(What you will do) With the images removed, repeat the data below exactly.

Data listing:
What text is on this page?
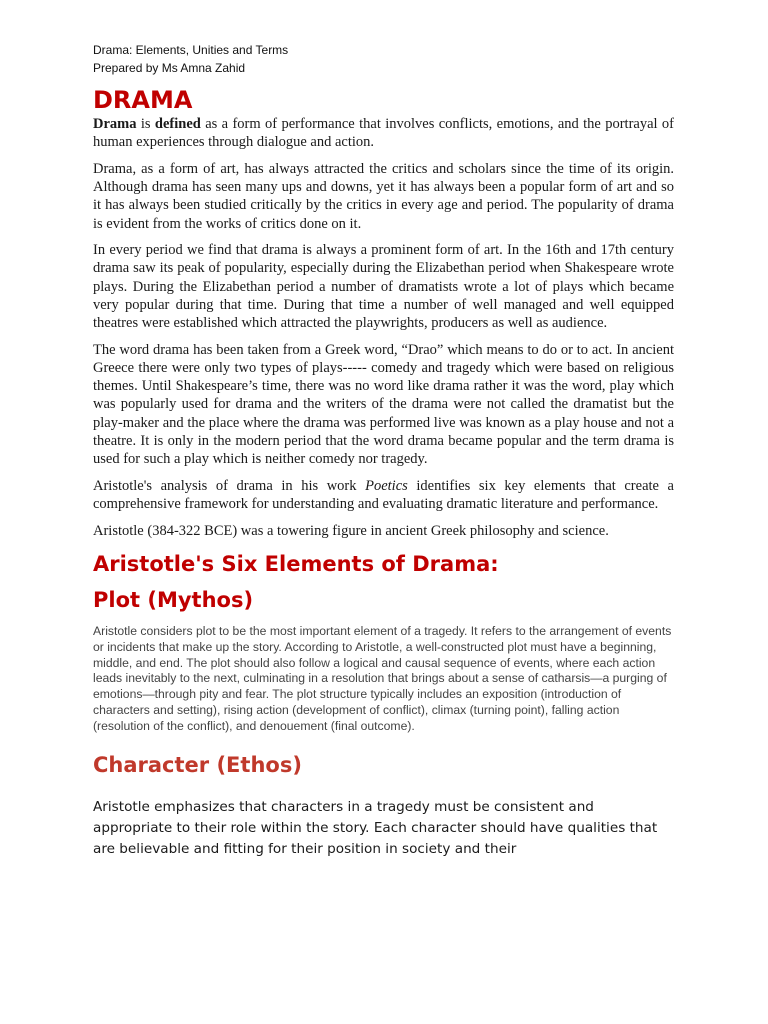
Drama: Elements, Unities and Terms
Prepared by Ms Amna Zahid
DRAMA

Drama is defined as a form of performance that involves conflicts, emotions, and the portrayal of human experiences through dialogue and action.

Drama, as a form of art, has always attracted the critics and scholars since the time of its origin. Although drama has seen many ups and downs, yet it has always been a popular form of art and so it has always been studied critically by the critics in every age and period. The popularity of drama is evident from the works of critics done on it.

In every period we find that drama is always a prominent form of art. In the 16th and 17th century drama saw its peak of popularity, especially during the Elizabethan period when Shakespeare wrote plays. During the Elizabethan period a number of dramatists wrote a lot of plays which became very popular during that time. During that time a number of well managed and well equipped theatres were established which attracted the playwrights, producers as well as audience.

The word drama has been taken from a Greek word, “Drao” which means to do or to act. In ancient Greece there were only two types of plays----- comedy and tragedy which were based on religious themes. Until Shakespeare’s time, there was no word like drama rather it was the word, play which was popularly used for drama and the writers of the drama were not called the dramatist but the play-maker and the place where the drama was performed live was known as a play house and not a theatre. It is only in the modern period that the word drama became popular and the term drama is used for such a play which is neither comedy nor tragedy.

Aristotle's analysis of drama in his work Poetics identifies six key elements that create a comprehensive framework for understanding and evaluating dramatic literature and performance.

Aristotle (384-322 BCE) was a towering figure in ancient Greek philosophy and science.

Aristotle's Six Elements of Drama:
Plot (Mythos)

Aristotle considers plot to be the most important element of a tragedy. It refers to the arrangement of events or incidents that make up the story. According to Aristotle, a well-constructed plot must have a beginning, middle, and end. The plot should also follow a logical and causal sequence of events, where each action leads inevitably to the next, culminating in a resolution that brings about a sense of catharsis—a purging of emotions—through pity and fear. The plot structure typically includes an exposition (introduction of characters and setting), rising action (development of conflict), climax (turning point), falling action (resolution of the conflict), and denouement (final outcome).

Character (Ethos)

Aristotle emphasizes that characters in a tragedy must be consistent and appropriate to their role within the story. Each character should have qualities that are believable and fitting for their position in society and their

(Reply to the exercise)
What text is on this page?
Drama: Elements, Unities and Terms
Prepared by Ms Amna Zahid
DRAMA

Drama is defined as a form of performance that involves conflicts, emotions, and the portrayal of human experiences through dialogue and action.

Drama, as a form of art, has always attracted the critics and scholars since the time of its origin. Although drama has seen many ups and downs, yet it has always been a popular form of art and so it has always been studied critically by the critics in every age and period. The popularity of drama is evident from the works of critics done on it.

In every period we find that drama is always a prominent form of art. In the 16th and 17th century drama saw its peak of popularity, especially during the Elizabethan period when Shakespeare wrote plays. During the Elizabethan period a number of dramatists wrote a lot of plays which became very popular during that time. During that time a number of well managed and well equipped theatres were established which attracted the playwrights, producers as well as audience.

The word drama has been taken from a Greek word, “Drao” which means to do or to act. In ancient Greece there were only two types of plays----- comedy and tragedy which were based on religious themes. Until Shakespeare’s time, there was no word like drama rather it was the word, play which was popularly used for drama and the writers of the drama were not called the dramatist but the play-maker and the place where the drama was performed live was known as a play house and not a theatre. It is only in the modern period that the word drama became popular and the term drama is used for such a play which is neither comedy nor tragedy.

Aristotle's analysis of drama in his work Poetics identifies six key elements that create a comprehensive framework for understanding and evaluating dramatic literature and performance.

Aristotle (384-322 BCE) was a towering figure in ancient Greek philosophy and science.

Aristotle's Six Elements of Drama:
Plot (Mythos)

Aristotle considers plot to be the most important element of a tragedy. It refers to the arrangement of events or incidents that make up the story. According to Aristotle, a well-constructed plot must have a beginning, middle, and end. The plot should also follow a logical and causal sequence of events, where each action leads inevitably to the next, culminating in a resolution that brings about a sense of catharsis—a purging of emotions—through pity and fear. The plot structure typically includes an exposition (introduction of characters and setting), rising action (development of conflict), climax (turning point), falling action (resolution of the conflict), and denouement (final outcome).

Character (Ethos)

Aristotle emphasizes that characters in a tragedy must be consistent and appropriate to their role within the story. Each character should have qualities that are believable and fitting for their position in society and their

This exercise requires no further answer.